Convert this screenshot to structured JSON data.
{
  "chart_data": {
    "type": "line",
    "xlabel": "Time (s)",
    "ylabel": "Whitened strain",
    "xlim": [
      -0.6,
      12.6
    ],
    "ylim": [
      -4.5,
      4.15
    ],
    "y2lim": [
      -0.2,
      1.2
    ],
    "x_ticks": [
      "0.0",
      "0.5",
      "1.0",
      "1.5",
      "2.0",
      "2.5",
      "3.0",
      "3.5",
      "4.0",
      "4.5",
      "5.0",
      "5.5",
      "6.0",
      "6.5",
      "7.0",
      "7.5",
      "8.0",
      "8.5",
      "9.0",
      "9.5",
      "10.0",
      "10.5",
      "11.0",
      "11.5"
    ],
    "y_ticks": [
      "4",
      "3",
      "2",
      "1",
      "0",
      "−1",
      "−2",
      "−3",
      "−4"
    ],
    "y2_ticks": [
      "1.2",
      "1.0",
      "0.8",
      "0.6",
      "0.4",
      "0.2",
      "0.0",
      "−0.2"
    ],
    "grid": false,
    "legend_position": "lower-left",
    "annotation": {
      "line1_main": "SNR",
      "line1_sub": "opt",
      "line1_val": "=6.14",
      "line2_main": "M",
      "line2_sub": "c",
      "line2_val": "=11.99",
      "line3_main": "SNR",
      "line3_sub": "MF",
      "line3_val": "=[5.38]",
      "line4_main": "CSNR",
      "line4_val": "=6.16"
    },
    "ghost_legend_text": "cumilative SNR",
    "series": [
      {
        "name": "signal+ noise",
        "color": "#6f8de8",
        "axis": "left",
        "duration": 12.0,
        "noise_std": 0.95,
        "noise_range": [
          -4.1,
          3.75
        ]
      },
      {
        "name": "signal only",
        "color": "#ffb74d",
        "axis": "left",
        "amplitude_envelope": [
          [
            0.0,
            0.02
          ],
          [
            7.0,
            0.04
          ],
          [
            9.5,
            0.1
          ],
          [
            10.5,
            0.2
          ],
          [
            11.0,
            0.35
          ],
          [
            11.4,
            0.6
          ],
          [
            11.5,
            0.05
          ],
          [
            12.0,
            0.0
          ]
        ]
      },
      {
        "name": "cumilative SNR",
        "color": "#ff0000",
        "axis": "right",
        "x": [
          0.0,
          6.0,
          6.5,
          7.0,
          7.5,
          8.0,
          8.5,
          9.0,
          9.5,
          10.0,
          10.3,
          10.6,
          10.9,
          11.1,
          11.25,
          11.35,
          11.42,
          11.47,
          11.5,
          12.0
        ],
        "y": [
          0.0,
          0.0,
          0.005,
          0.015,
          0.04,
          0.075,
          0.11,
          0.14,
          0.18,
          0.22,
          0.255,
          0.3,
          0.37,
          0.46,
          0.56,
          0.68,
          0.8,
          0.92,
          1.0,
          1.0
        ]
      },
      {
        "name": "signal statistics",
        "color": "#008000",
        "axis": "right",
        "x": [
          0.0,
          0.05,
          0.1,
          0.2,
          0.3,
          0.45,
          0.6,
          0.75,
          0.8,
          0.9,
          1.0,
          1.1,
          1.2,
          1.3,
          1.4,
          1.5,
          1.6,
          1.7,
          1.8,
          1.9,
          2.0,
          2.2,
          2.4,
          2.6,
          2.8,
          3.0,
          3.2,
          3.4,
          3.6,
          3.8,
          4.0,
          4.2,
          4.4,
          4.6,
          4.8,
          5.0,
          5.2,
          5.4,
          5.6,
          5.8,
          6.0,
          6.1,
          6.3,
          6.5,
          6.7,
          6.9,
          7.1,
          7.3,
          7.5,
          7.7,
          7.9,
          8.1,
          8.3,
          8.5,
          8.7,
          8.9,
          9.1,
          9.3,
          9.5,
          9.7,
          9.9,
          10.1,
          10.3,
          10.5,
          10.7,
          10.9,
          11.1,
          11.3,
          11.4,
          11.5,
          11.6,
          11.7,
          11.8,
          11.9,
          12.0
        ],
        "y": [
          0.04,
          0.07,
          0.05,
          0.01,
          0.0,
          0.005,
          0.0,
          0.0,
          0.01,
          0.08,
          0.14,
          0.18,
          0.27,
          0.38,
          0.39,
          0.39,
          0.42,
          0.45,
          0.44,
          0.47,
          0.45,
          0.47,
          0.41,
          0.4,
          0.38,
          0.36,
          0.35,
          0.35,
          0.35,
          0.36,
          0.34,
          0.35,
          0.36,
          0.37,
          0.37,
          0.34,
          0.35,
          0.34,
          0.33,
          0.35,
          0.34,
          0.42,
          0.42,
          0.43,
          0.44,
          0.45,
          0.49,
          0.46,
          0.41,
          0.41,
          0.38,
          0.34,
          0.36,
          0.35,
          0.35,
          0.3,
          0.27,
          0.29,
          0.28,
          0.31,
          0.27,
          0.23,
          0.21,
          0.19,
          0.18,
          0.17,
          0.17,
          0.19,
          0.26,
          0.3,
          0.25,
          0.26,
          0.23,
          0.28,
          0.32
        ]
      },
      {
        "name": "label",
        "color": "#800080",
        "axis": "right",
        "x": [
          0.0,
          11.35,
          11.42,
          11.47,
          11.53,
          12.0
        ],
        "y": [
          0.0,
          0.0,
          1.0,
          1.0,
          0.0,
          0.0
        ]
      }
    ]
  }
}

**STATED EXERCISE**
Please output the entire listing exactly as it stands.

**RESPONSE TO THE TASK**
Convert this screenshot to structured JSON data.
{
  "chart_data": {
    "type": "line",
    "xlabel": "Time (s)",
    "ylabel": "Whitened strain",
    "xlim": [
      -0.6,
      12.6
    ],
    "ylim": [
      -4.5,
      4.15
    ],
    "y2lim": [
      -0.2,
      1.2
    ],
    "x_ticks": [
      "0.0",
      "0.5",
      "1.0",
      "1.5",
      "2.0",
      "2.5",
      "3.0",
      "3.5",
      "4.0",
      "4.5",
      "5.0",
      "5.5",
      "6.0",
      "6.5",
      "7.0",
      "7.5",
      "8.0",
      "8.5",
      "9.0",
      "9.5",
      "10.0",
      "10.5",
      "11.0",
      "11.5"
    ],
    "y_ticks": [
      "4",
      "3",
      "2",
      "1",
      "0",
      "−1",
      "−2",
      "−3",
      "−4"
    ],
    "y2_ticks": [
      "1.2",
      "1.0",
      "0.8",
      "0.6",
      "0.4",
      "0.2",
      "0.0",
      "−0.2"
    ],
    "grid": false,
    "legend_position": "lower-left",
    "annotation": {
      "line1_main": "SNR",
      "line1_sub": "opt",
      "line1_val": "=6.14",
      "line2_main": "M",
      "line2_sub": "c",
      "line2_val": "=11.99",
      "line3_main": "SNR",
      "line3_sub": "MF",
      "line3_val": "=[5.38]",
      "line4_main": "CSNR",
      "line4_val": "=6.16"
    },
    "ghost_legend_text": "cumilative SNR",
    "series": [
      {
        "name": "signal+ noise",
        "color": "#6f8de8",
        "axis": "left",
        "duration": 12.0,
        "noise_std": 0.95,
        "noise_range": [
          -4.1,
          3.75
        ]
      },
      {
        "name": "signal only",
        "color": "#ffb74d",
        "axis": "left",
        "amplitude_envelope": [
          [
            0.0,
            0.02
          ],
          [
            7.0,
            0.04
          ],
          [
            9.5,
            0.1
          ],
          [
            10.5,
            0.2
          ],
          [
            11.0,
            0.35
          ],
          [
            11.4,
            0.6
          ],
          [
            11.5,
            0.05
          ],
          [
            12.0,
            0.0
          ]
        ]
      },
      {
        "name": "cumilative SNR",
        "color": "#ff0000",
        "axis": "right",
        "x": [
          0.0,
          6.0,
          6.5,
          7.0,
          7.5,
          8.0,
          8.5,
          9.0,
          9.5,
          10.0,
          10.3,
          10.6,
          10.9,
          11.1,
          11.25,
          11.35,
          11.42,
          11.47,
          11.5,
          12.0
        ],
        "y": [
          0.0,
          0.0,
          0.005,
          0.015,
          0.04,
          0.075,
          0.11,
          0.14,
          0.18,
          0.22,
          0.255,
          0.3,
          0.37,
          0.46,
          0.56,
          0.68,
          0.8,
          0.92,
          1.0,
          1.0
        ]
      },
      {
        "name": "signal statistics",
        "color": "#008000",
        "axis": "right",
        "x": [
          0.0,
          0.05,
          0.1,
          0.2,
          0.3,
          0.45,
          0.6,
          0.75,
          0.8,
          0.9,
          1.0,
          1.1,
          1.2,
          1.3,
          1.4,
          1.5,
          1.6,
          1.7,
          1.8,
          1.9,
          2.0,
          2.2,
          2.4,
          2.6,
          2.8,
          3.0,
          3.2,
          3.4,
          3.6,
          3.8,
          4.0,
          4.2,
          4.4,
          4.6,
          4.8,
          5.0,
          5.2,
          5.4,
          5.6,
          5.8,
          6.0,
          6.1,
          6.3,
          6.5,
          6.7,
          6.9,
          7.1,
          7.3,
          7.5,
          7.7,
          7.9,
          8.1,
          8.3,
          8.5,
          8.7,
          8.9,
          9.1,
          9.3,
          9.5,
          9.7,
          9.9,
          10.1,
          10.3,
          10.5,
          10.7,
          10.9,
          11.1,
          11.3,
          11.4,
          11.5,
          11.6,
          11.7,
          11.8,
          11.9,
          12.0
        ],
        "y": [
          0.04,
          0.07,
          0.05,
          0.01,
          0.0,
          0.005,
          0.0,
          0.0,
          0.01,
          0.08,
          0.14,
          0.18,
          0.27,
          0.38,
          0.39,
          0.39,
          0.42,
          0.45,
          0.44,
          0.47,
          0.45,
          0.47,
          0.41,
          0.4,
          0.38,
          0.36,
          0.35,
          0.35,
          0.35,
          0.36,
          0.34,
          0.35,
          0.36,
          0.37,
          0.37,
          0.34,
          0.35,
          0.34,
          0.33,
          0.35,
          0.34,
          0.42,
          0.42,
          0.43,
          0.44,
          0.45,
          0.49,
          0.46,
          0.41,
          0.41,
          0.38,
          0.34,
          0.36,
          0.35,
          0.35,
          0.3,
          0.27,
          0.29,
          0.28,
          0.31,
          0.27,
          0.23,
          0.21,
          0.19,
          0.18,
          0.17,
          0.17,
          0.19,
          0.26,
          0.3,
          0.25,
          0.26,
          0.23,
          0.28,
          0.32
        ]
      },
      {
        "name": "label",
        "color": "#800080",
        "axis": "right",
        "x": [
          0.0,
          11.35,
          11.42,
          11.47,
          11.53,
          12.0
        ],
        "y": [
          0.0,
          0.0,
          1.0,
          1.0,
          0.0,
          0.0
        ]
      }
    ]
  }
}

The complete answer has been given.